┌──

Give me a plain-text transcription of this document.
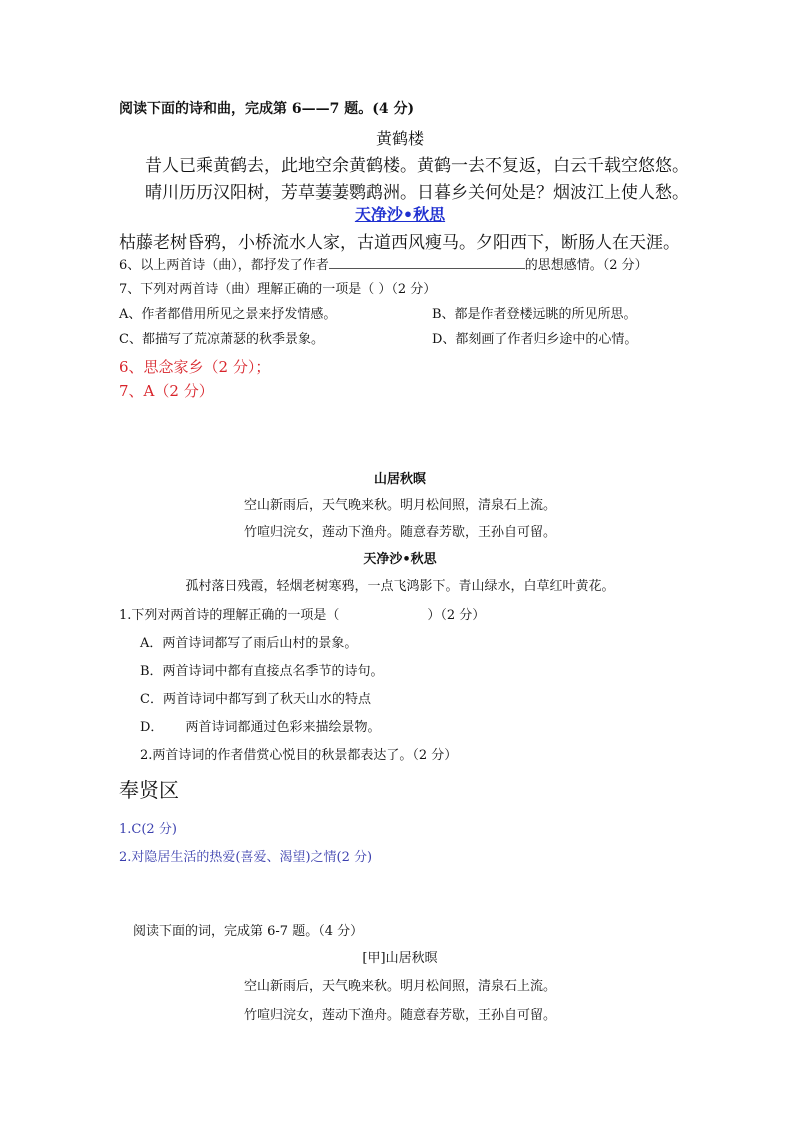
阅读下面的诗和曲，完成第 6——7 题。(4 分)
黄鹤楼
昔人已乘黄鹤去，此地空余黄鹤楼。黄鹤一去不复返，白云千载空悠悠。
晴川历历汉阳树，芳草萋萋鹦鹉洲。日暮乡关何处是？烟波江上使人愁。
天净沙•秋思
枯藤老树昏鸦，小桥流水人家，古道西风瘦马。夕阳西下，断肠人在天涯。
6、以上两首诗（曲），都抒发了作者	的思想感情。（2 分）
7、下列对两首诗（曲）理解正确的一项是（ ）（2 分）
A、作者都借用所见之景来抒发情感。	B、都是作者登楼远眺的所见所思。
C、都描写了荒凉萧瑟的秋季景象。	D、都刻画了作者归乡途中的心情。
6、思念家乡（2 分）；
7、A（2 分）
山居秋暝
空山新雨后，天气晚来秋。明月松间照，清泉石上流。
竹喧归浣女，莲动下渔舟。随意春芳歇，王孙自可留。
天净沙•秋思
孤村落日残霞，轻烟老树寒鸦，一点飞鸿影下。青山绿水，白草红叶黄花。
1.下列对两首诗的理解正确的一项是（	）（2 分）
A．两首诗词都写了雨后山村的景象。
B．两首诗词中都有直接点名季节的诗句。
C．两首诗词中都写到了秋天山水的特点
D． 两首诗词都通过色彩来描绘景物。
2.两首诗词的作者借赏心悦目的秋景都表达了。（2 分）
奉贤区
1.C(2 分)
2.对隐居生活的热爱(喜爱、渴望)之情(2 分)
阅读下面的词，完成第 6-7 题。（4 分）
[甲]山居秋暝
空山新雨后，天气晚来秋。明月松间照，清泉石上流。
竹喧归浣女，莲动下渔舟。随意春芳歇，王孙自可留。
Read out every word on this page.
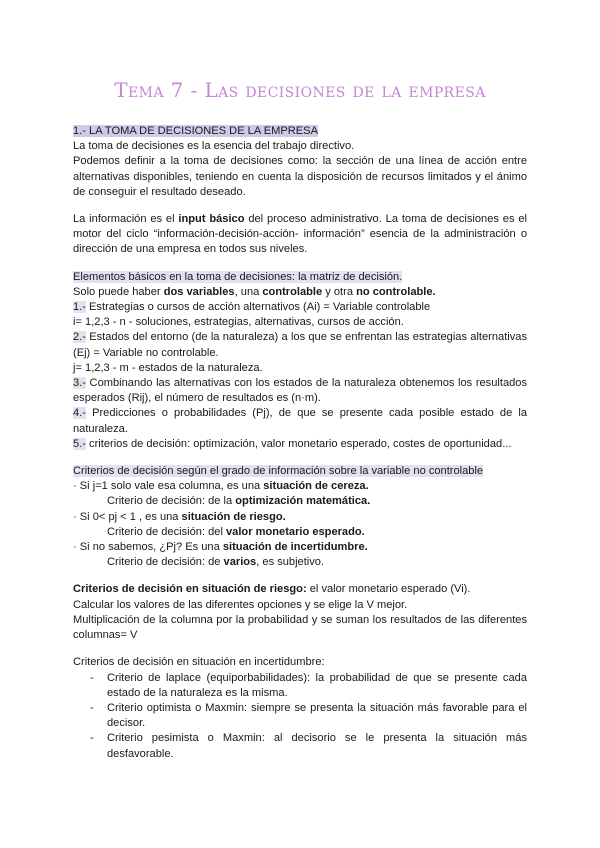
Tema 7 - Las decisiones de la empresa

1.- LA TOMA DE DECISIONES DE LA EMPRESA

La toma de decisiones es la esencia del trabajo directivo.

Podemos definir a la toma de decisiones como: la sección de una línea de acción entre alternativas disponibles, teniendo en cuenta la disposición de recursos limitados y el ánimo de conseguir el resultado deseado.

La información es el input básico del proceso administrativo. La toma de decisiones es el motor del ciclo “información-decisión-acción- información” esencia de la administración o dirección de una empresa en todos sus niveles.

Elementos básicos en la toma de decisiones: la matriz de decisión.

Solo puede haber dos variables, una controlable y otra no controlable.

1.- Estrategias o cursos de acción alternativos (Ai) = Variable controlable

i= 1,2,3 - n - soluciones, estrategias, alternativas, cursos de acción.

2.- Estados del entorno (de la naturaleza) a los que se enfrentan las estrategias alternativas (Ej) = Variable no controlable.

j= 1,2,3 - m - estados de la naturaleza.

3.- Combinando las alternativas con los estados de la naturaleza obtenemos los resultados esperados (Rij), el número de resultados es (n·m).

4.- Predicciones o probabilidades (Pj), de que se presente cada posible estado de la naturaleza.

5.- criterios de decisión: optimización, valor monetario esperado, costes de oportunidad...

Criterios de decisión según el grado de información sobre la variable no controlable

· Si j=1 solo vale esa columna, es una situación de cereza.

Criterio de decisión: de la optimización matemática.

· Si 0< pj < 1 , es una situación de riesgo.

Criterio de decisión: del valor monetario esperado.

· Si no sabemos, ¿Pj? Es una situación de incertidumbre.

Criterio de decisión: de varios, es subjetivo.

Criterios de decisión en situación de riesgo: el valor monetario esperado (Vi).

Calcular los valores de las diferentes opciones y se elige la V mejor.

Multiplicación de la columna por la probabilidad y se suman los resultados de las diferentes columnas= V

Criterios de decisión en situación en incertidumbre:

- Criterio de laplace (equiporbabilidades): la probabilidad de que se presente cada estado de la naturaleza es la misma.

- Criterio optimista o Maxmin: siempre se presenta la situación más favorable para el decisor.

- Criterio pesimista o Maxmin: al decisorio se le presenta la situación más desfavorable.
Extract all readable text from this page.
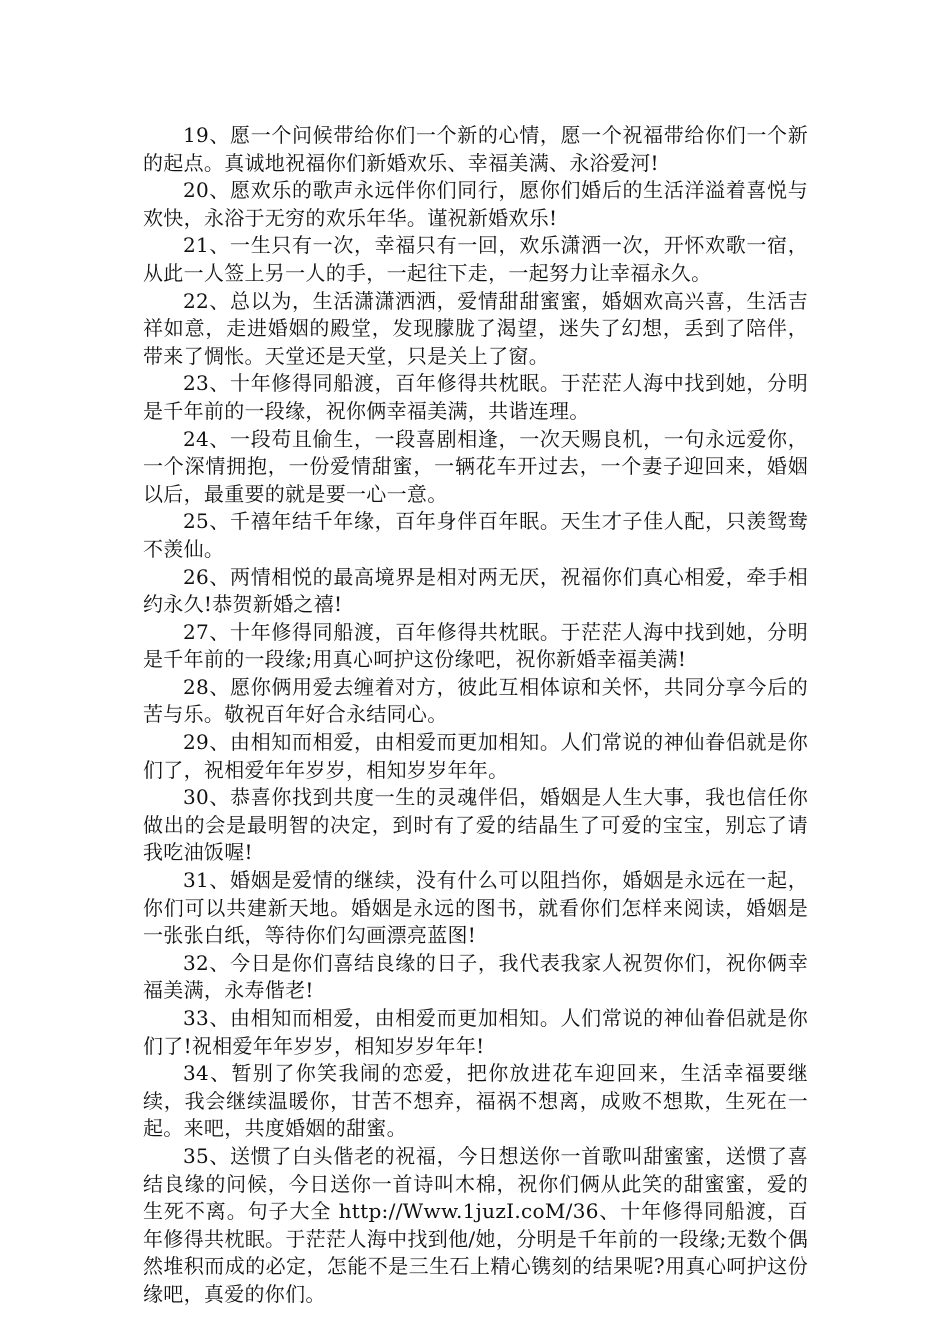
19、愿一个问候带给你们一个新的心情，愿一个祝福带给你们一个新的起点。真诚地祝福你们新婚欢乐、幸福美满、永浴爱河!

20、愿欢乐的歌声永远伴你们同行，愿你们婚后的生活洋溢着喜悦与欢快，永浴于无穷的欢乐年华。谨祝新婚欢乐!

21、一生只有一次，幸福只有一回，欢乐潇洒一次，开怀欢歌一宿，从此一人签上另一人的手，一起往下走，一起努力让幸福永久。

22、总以为，生活潇潇洒洒，爱情甜甜蜜蜜，婚姻欢高兴喜，生活吉祥如意，走进婚姻的殿堂，发现朦胧了渴望，迷失了幻想，丢到了陪伴，带来了惆怅。天堂还是天堂，只是关上了窗。

23、十年修得同船渡，百年修得共枕眠。于茫茫人海中找到她，分明是千年前的一段缘，祝你俩幸福美满，共谐连理。

24、一段苟且偷生，一段喜剧相逢，一次天赐良机，一句永远爱你，一个深情拥抱，一份爱情甜蜜，一辆花车开过去，一个妻子迎回来，婚姻以后，最重要的就是要一心一意。

25、千禧年结千年缘，百年身伴百年眠。天生才子佳人配，只羡鸳鸯不羡仙。

26、两情相悦的最高境界是相对两无厌，祝福你们真心相爱，牵手相约永久!恭贺新婚之禧!

27、十年修得同船渡，百年修得共枕眠。于茫茫人海中找到她，分明是千年前的一段缘;用真心呵护这份缘吧，祝你新婚幸福美满!

28、愿你俩用爱去缠着对方，彼此互相体谅和关怀，共同分享今后的苦与乐。敬祝百年好合永结同心。

29、由相知而相爱，由相爱而更加相知。人们常说的神仙眷侣就是你们了，祝相爱年年岁岁，相知岁岁年年。

30、恭喜你找到共度一生的灵魂伴侣，婚姻是人生大事，我也信任你做出的会是最明智的决定，到时有了爱的结晶生了可爱的宝宝，别忘了请我吃油饭喔!

31、婚姻是爱情的继续，没有什么可以阻挡你，婚姻是永远在一起，你们可以共建新天地。婚姻是永远的图书，就看你们怎样来阅读，婚姻是一张张白纸，等待你们勾画漂亮蓝图!

32、今日是你们喜结良缘的日子，我代表我家人祝贺你们，祝你俩幸福美满，永寿偕老!

33、由相知而相爱，由相爱而更加相知。人们常说的神仙眷侣就是你们了!祝相爱年年岁岁，相知岁岁年年!

34、暂别了你笑我闹的恋爱，把你放进花车迎回来，生活幸福要继续，我会继续温暖你，甘苦不想弃，福祸不想离，成败不想欺，生死在一起。来吧，共度婚姻的甜蜜。

35、送惯了白头偕老的祝福，今日想送你一首歌叫甜蜜蜜，送惯了喜结良缘的问候，今日送你一首诗叫木棉，祝你们俩从此笑的甜蜜蜜，爱的生死不离。句子大全 http://Www.1juzI.coM/36、十年修得同船渡，百年修得共枕眠。于茫茫人海中找到他/她，分明是千年前的一段缘;无数个偶然堆积而成的必定，怎能不是三生石上精心镌刻的结果呢?用真心呵护这份缘吧，真爱的你们。
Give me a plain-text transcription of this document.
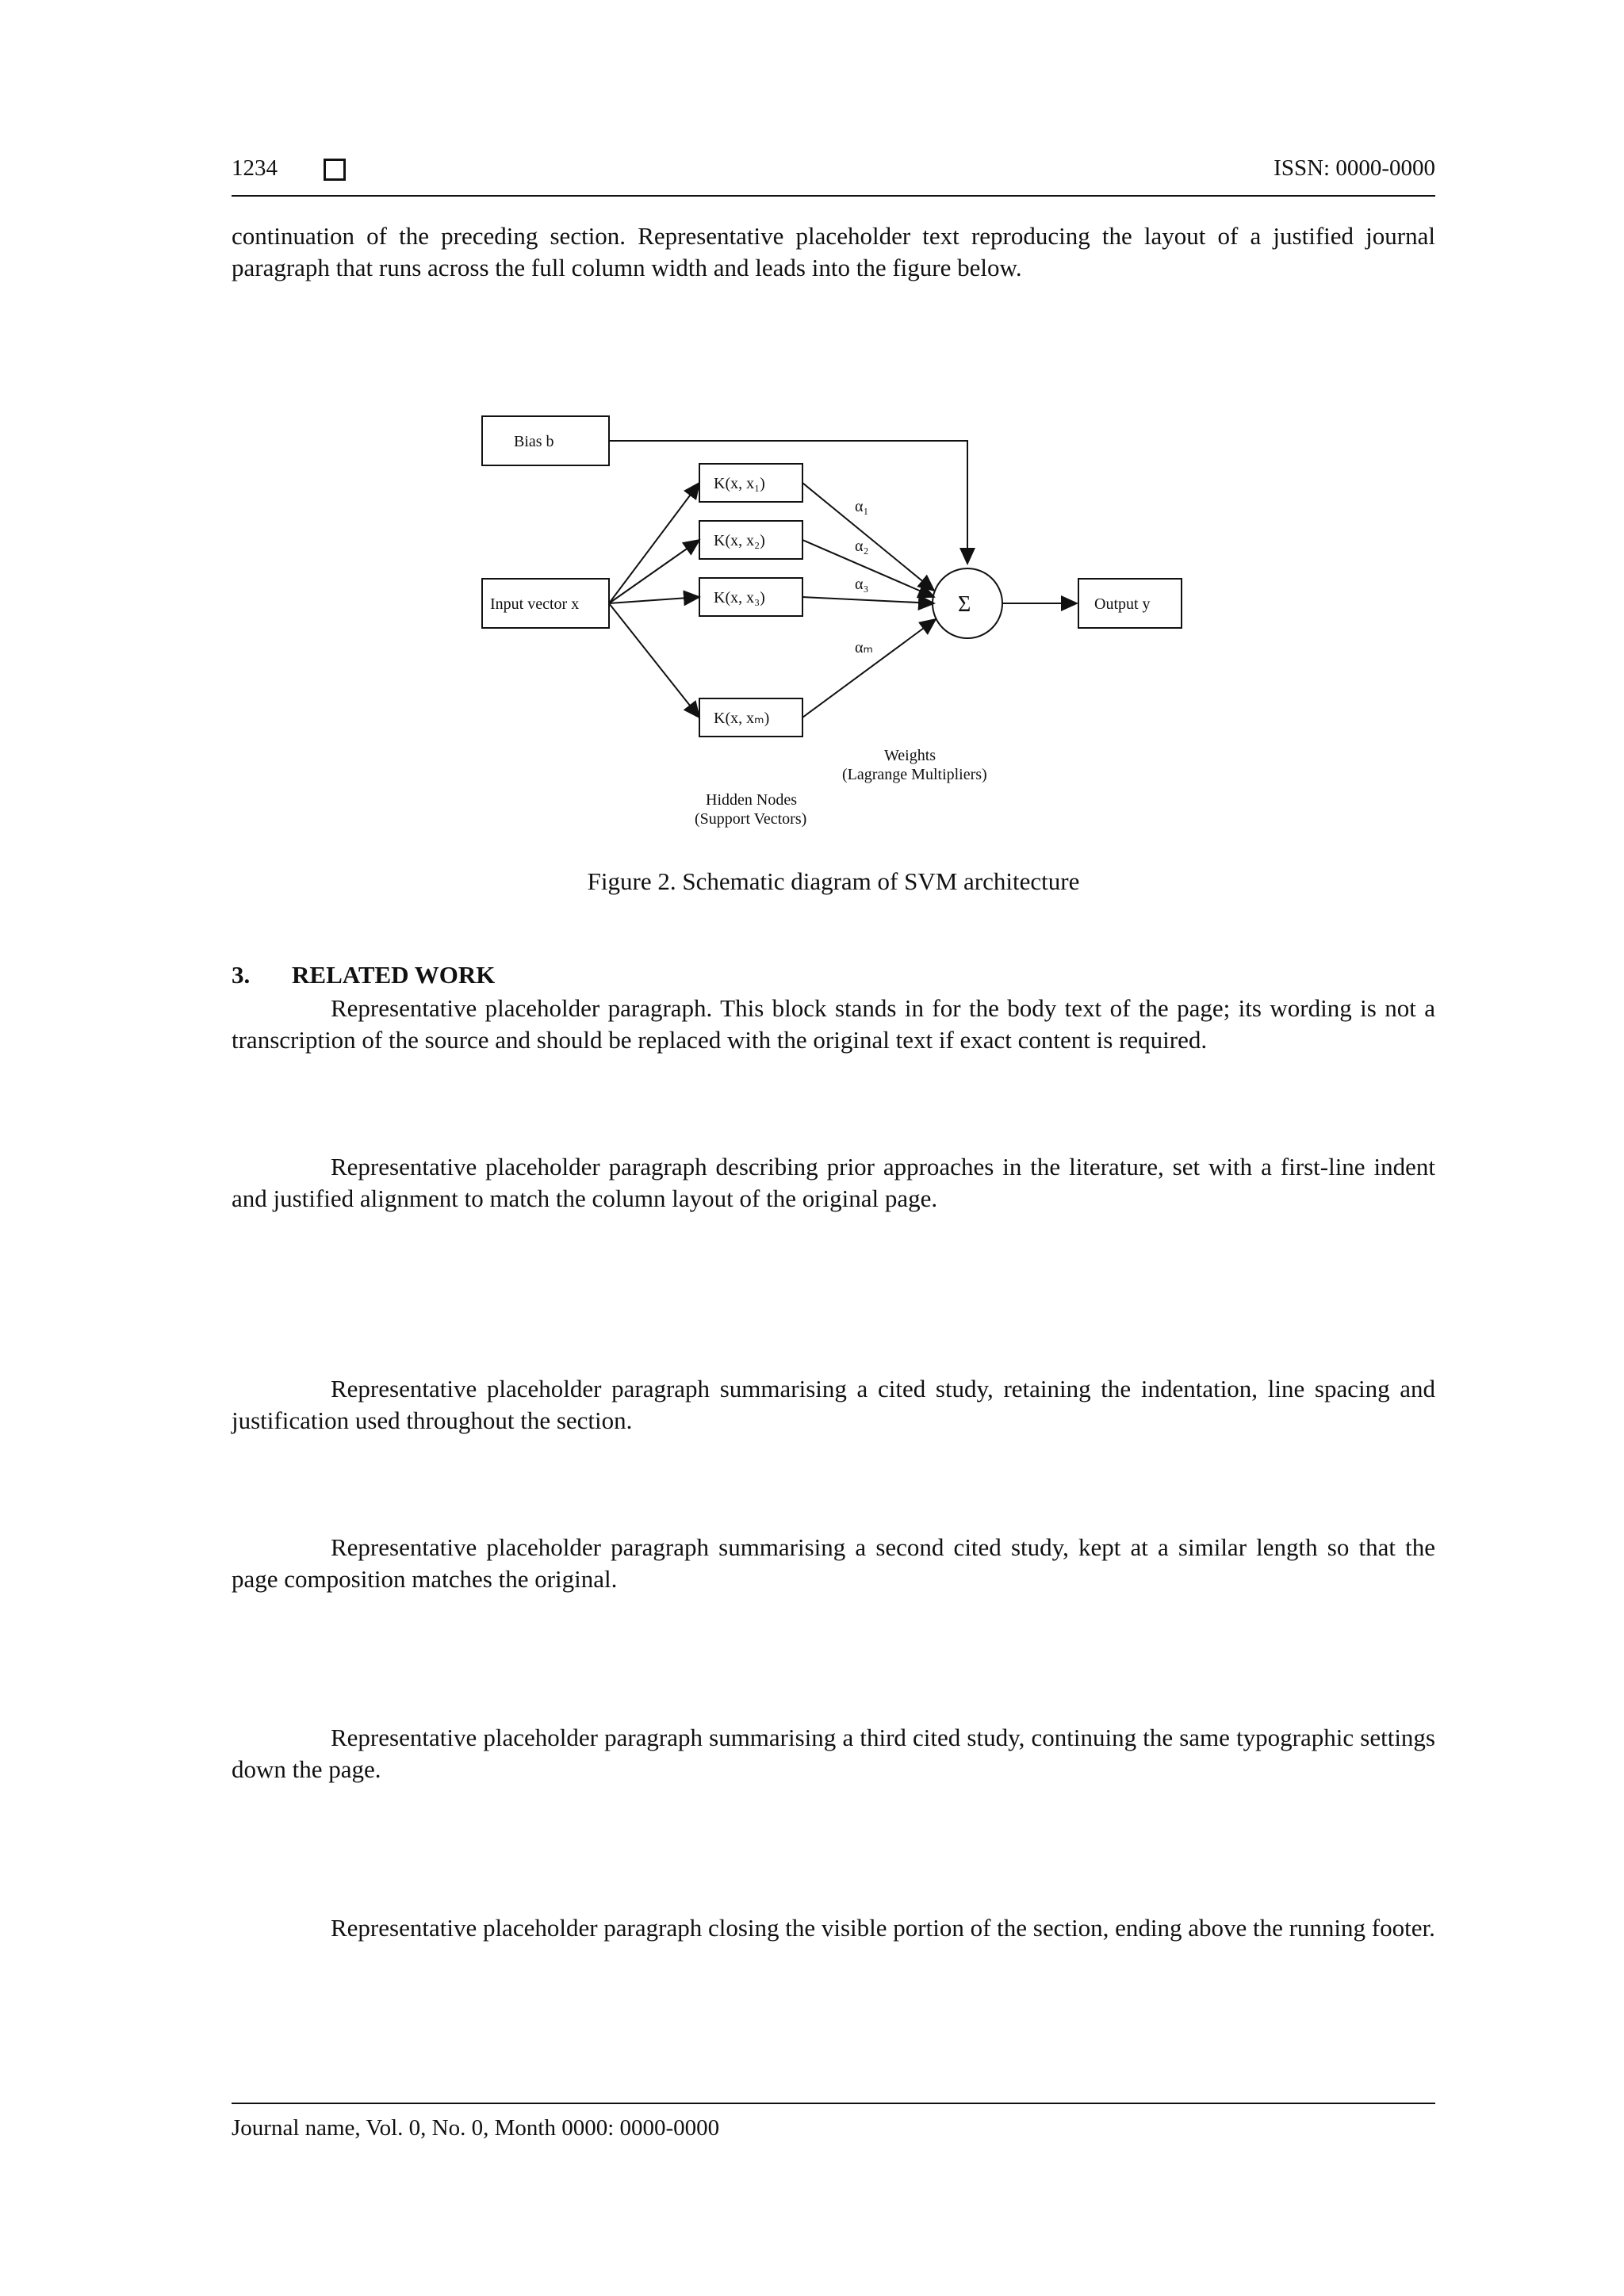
1234	ISSN: 0000-0000

continuation of the preceding section. Representative placeholder text reproducing the layout of a justified journal paragraph that runs across the full column width and leads into the figure below.

Bias b
Input vector x
K(x, x₁)
K(x, x₂)
K(x, x₃)
K(x, xₘ)
α₁
α₂
α₃
αₘ
Σ	Output y
Weights
(Lagrange Multipliers)
Hidden Nodes
(Support Vectors)
Figure 2. Schematic diagram of SVM architecture
3. RELATED WORK

Representative placeholder paragraph. This block stands in for the body text of the page; its wording is not a transcription of the source and should be replaced with the original text if exact content is required.

Representative placeholder paragraph describing prior approaches in the literature, set with a first-line indent and justified alignment to match the column layout of the original page.

Representative placeholder paragraph summarising a cited study, retaining the indentation, line spacing and justification used throughout the section.

Representative placeholder paragraph summarising a second cited study, kept at a similar length so that the page composition matches the original.

Representative placeholder paragraph summarising a third cited study, continuing the same typographic settings down the page.

Representative placeholder paragraph closing the visible portion of the section, ending above the running footer.

Journal name, Vol. 0, No. 0, Month 0000: 0000-0000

└──

What needs to be done: Check each line above for the word "section" and copy the ones that have it.

Exercise response:
continuation of the preceding section. Representative placeholder text reproducing the layout of a justified journal paragraph that runs across the full column width and leads into the figure below.
Representative placeholder paragraph summarising a cited study, retaining the indentation, line spacing and justification used throughout the section.
Representative placeholder paragraph closing the visible portion of the section, ending above the running footer.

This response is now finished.